───── Provided material

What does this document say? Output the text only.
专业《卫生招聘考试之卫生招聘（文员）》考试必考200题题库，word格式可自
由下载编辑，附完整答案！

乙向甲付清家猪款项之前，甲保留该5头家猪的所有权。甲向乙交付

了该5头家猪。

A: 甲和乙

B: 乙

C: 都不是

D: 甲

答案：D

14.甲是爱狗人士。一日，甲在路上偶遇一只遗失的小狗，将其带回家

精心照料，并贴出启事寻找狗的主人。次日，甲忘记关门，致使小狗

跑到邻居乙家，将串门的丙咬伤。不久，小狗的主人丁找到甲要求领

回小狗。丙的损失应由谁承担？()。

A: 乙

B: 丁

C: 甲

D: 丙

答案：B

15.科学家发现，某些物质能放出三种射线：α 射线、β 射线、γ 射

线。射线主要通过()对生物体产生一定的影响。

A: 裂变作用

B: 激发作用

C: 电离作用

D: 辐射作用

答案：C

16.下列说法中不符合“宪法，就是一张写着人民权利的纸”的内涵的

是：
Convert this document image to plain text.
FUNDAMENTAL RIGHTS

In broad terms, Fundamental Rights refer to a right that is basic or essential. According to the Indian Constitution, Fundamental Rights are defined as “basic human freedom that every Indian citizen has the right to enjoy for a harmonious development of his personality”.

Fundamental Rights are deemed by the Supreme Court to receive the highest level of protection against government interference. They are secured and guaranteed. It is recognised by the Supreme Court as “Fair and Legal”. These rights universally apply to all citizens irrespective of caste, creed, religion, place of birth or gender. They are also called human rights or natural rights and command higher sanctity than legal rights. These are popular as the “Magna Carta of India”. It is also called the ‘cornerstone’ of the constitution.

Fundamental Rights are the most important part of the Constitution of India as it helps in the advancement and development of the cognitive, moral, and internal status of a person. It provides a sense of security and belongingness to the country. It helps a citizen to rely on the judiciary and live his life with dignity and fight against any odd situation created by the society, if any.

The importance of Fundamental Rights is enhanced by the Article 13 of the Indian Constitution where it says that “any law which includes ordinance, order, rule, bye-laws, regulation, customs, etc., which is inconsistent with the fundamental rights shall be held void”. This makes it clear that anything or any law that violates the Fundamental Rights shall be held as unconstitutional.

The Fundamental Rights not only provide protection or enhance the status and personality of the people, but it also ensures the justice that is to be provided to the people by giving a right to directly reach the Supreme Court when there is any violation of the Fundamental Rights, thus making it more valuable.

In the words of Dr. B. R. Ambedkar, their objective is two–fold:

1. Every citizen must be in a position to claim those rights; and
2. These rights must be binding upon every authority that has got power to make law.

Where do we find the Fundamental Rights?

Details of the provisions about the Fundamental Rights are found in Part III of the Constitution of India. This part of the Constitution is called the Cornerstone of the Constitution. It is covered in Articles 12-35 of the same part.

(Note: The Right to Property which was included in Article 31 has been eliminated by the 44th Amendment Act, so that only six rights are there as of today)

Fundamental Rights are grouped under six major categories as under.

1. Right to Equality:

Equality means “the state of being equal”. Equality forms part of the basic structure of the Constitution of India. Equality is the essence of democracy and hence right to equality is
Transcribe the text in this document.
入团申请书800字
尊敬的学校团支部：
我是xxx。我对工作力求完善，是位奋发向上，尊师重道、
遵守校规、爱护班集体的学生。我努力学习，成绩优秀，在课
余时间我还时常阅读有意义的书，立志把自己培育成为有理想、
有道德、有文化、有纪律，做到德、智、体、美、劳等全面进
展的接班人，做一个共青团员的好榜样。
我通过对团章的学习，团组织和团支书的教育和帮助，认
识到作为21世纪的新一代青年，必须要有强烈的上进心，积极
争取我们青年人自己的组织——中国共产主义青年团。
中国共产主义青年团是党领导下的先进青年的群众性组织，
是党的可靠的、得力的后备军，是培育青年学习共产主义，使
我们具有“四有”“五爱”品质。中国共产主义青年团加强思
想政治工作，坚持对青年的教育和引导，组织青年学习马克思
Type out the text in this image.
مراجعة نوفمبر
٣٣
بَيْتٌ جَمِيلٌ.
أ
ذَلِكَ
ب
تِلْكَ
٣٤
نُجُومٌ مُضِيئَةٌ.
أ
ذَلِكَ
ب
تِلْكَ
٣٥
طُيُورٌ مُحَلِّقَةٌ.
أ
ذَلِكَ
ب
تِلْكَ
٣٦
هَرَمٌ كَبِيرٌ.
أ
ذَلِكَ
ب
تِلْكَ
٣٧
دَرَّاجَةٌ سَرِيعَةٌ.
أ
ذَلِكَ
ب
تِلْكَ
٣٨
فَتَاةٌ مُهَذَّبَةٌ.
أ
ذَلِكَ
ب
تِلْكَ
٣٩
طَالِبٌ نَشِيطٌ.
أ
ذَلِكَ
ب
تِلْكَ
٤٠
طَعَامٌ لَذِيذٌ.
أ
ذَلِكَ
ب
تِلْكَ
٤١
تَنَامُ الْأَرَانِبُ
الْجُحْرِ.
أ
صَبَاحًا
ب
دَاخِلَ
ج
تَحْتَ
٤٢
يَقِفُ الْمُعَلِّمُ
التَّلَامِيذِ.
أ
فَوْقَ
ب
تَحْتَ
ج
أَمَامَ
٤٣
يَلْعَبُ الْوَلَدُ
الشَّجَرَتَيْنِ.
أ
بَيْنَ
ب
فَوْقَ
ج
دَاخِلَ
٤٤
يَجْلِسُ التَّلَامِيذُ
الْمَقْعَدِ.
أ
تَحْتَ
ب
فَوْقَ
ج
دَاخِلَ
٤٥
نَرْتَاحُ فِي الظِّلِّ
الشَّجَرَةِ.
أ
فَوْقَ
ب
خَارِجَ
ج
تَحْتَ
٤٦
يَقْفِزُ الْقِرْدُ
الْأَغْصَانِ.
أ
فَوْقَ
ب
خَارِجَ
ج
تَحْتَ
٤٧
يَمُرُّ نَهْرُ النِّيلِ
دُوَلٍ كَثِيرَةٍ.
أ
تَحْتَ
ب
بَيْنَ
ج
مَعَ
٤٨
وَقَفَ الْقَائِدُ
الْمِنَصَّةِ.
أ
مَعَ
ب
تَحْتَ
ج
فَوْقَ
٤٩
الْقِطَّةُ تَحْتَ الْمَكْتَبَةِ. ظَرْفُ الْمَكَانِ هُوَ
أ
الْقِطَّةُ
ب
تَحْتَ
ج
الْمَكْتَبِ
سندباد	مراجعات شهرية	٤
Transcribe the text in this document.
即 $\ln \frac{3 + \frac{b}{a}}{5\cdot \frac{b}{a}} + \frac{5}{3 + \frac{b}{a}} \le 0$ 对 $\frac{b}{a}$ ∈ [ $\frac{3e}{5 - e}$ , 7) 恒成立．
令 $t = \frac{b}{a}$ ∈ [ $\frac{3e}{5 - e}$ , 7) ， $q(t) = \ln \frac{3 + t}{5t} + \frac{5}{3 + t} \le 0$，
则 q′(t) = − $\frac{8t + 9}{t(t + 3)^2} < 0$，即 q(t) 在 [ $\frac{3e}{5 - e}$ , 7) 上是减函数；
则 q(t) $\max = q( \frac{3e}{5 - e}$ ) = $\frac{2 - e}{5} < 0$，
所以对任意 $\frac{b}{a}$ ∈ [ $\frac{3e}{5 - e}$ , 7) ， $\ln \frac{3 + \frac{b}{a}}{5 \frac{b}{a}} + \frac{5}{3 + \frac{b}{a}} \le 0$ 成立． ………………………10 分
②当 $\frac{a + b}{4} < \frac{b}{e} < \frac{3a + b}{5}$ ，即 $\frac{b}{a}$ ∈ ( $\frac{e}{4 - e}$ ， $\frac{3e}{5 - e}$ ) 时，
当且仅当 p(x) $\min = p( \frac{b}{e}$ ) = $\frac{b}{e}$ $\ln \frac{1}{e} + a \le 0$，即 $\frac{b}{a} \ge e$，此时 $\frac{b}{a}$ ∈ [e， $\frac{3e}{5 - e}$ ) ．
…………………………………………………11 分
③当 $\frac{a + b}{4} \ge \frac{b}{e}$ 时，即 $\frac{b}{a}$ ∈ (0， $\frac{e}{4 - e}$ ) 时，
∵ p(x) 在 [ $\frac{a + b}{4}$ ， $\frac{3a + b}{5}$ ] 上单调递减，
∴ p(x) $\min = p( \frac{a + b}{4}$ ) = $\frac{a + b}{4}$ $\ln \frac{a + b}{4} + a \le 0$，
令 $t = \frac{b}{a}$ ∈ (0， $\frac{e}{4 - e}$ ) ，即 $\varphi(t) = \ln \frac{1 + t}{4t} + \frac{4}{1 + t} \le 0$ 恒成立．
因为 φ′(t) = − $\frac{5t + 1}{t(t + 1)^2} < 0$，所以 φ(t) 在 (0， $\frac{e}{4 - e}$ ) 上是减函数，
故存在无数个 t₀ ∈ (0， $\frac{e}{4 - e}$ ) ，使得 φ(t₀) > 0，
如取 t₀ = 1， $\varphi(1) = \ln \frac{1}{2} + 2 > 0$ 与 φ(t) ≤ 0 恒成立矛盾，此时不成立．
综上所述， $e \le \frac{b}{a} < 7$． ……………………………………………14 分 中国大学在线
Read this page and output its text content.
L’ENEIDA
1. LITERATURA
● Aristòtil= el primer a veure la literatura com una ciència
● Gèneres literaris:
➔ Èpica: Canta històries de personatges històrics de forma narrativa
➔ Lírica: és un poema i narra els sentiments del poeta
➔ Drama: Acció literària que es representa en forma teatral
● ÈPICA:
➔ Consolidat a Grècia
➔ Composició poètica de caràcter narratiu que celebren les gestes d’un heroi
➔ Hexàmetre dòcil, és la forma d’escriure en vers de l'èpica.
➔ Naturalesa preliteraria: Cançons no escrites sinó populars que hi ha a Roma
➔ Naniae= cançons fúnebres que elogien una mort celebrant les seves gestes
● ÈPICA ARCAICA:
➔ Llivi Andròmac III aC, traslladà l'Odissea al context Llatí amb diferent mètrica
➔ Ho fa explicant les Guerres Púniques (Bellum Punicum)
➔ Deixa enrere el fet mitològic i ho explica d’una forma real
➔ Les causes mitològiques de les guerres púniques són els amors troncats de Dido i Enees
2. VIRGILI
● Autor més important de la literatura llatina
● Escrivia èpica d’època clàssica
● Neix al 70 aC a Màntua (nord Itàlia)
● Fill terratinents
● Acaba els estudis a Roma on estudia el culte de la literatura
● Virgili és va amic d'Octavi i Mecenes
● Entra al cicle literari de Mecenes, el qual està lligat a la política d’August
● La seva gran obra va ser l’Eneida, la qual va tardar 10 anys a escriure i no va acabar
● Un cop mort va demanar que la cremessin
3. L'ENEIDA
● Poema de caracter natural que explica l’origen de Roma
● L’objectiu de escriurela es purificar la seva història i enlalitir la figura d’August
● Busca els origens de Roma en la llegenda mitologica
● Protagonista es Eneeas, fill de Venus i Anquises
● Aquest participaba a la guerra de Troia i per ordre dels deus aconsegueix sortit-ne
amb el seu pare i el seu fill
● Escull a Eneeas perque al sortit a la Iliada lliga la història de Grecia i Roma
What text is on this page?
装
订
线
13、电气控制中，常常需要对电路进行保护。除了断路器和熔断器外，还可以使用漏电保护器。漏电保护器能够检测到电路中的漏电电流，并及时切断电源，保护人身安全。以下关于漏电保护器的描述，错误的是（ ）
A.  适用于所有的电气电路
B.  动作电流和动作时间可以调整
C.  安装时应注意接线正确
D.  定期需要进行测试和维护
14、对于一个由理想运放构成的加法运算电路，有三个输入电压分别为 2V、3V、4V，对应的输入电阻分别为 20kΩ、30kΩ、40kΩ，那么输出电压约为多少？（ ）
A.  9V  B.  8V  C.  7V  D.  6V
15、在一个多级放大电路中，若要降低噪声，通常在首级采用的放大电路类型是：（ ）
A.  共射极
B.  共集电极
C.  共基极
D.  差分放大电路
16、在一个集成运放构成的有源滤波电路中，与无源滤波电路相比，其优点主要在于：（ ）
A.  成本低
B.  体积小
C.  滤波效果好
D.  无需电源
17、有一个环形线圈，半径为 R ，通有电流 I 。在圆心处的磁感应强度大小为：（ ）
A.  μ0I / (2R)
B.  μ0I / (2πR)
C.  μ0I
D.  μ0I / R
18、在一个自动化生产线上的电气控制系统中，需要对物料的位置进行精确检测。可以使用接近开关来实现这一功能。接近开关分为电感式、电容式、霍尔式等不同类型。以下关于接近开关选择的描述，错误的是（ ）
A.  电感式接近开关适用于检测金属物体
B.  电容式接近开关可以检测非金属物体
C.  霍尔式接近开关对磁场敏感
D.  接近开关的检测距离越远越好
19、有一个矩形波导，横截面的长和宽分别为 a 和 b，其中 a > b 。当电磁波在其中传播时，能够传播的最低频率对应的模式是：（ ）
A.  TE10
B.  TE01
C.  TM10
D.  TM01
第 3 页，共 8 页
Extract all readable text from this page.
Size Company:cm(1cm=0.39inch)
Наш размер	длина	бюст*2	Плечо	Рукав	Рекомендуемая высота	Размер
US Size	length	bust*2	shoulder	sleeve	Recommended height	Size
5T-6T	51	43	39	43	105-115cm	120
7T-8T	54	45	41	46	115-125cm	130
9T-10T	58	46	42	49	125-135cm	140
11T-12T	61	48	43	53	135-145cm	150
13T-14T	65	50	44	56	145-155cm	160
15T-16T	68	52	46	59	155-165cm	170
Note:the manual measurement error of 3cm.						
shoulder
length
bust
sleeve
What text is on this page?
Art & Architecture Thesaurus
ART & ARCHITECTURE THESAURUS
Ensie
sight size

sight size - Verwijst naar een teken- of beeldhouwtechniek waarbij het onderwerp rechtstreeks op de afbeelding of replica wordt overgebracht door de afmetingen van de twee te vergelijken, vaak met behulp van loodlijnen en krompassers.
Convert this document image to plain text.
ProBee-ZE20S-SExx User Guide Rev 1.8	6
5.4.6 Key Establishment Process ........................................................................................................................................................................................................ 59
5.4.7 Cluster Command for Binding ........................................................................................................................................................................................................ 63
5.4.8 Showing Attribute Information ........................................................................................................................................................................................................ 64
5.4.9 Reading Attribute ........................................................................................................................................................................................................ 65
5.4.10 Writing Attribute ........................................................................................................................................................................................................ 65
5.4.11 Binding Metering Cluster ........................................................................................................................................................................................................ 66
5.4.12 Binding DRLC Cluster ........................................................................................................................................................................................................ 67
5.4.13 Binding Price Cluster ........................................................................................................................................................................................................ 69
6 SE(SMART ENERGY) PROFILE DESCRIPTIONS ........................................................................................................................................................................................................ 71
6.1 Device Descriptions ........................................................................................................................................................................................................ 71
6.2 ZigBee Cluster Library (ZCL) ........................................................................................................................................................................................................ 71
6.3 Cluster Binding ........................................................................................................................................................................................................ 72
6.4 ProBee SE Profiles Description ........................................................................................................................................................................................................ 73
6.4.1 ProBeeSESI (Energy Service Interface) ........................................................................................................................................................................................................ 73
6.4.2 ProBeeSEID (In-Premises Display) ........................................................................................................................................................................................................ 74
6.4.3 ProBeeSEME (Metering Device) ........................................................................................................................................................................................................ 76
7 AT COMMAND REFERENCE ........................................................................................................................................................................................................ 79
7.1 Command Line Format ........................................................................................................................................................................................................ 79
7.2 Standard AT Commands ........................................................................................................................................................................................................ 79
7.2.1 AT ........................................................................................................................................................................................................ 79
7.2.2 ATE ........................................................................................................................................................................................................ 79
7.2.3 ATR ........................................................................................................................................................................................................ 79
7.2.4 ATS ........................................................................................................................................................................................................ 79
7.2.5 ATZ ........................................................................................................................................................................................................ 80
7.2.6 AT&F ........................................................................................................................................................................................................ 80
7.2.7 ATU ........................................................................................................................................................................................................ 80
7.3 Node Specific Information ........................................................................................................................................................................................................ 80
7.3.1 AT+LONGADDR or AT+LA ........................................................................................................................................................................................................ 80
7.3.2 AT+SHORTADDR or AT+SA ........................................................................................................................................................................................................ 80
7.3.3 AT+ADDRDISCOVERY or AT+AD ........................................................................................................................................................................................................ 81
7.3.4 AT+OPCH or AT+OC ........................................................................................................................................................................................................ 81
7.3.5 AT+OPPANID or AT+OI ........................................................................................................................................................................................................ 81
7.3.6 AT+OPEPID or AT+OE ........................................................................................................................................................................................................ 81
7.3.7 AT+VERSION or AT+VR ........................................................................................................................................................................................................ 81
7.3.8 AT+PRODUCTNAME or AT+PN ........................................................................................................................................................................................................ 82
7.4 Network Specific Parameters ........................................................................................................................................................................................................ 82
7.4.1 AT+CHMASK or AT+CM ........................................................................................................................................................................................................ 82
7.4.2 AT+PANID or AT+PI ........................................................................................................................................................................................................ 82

──────────

_Given instruction:_
Scan the listing above for the word "Eneeas" and copy every line that holds it.

_Output for this exercise:_
● Protagonista es Eneeas, fill de Venus i Anquises
● Escull a Eneeas perque al sortit a la Iliada lliga la història de Grecia i Roma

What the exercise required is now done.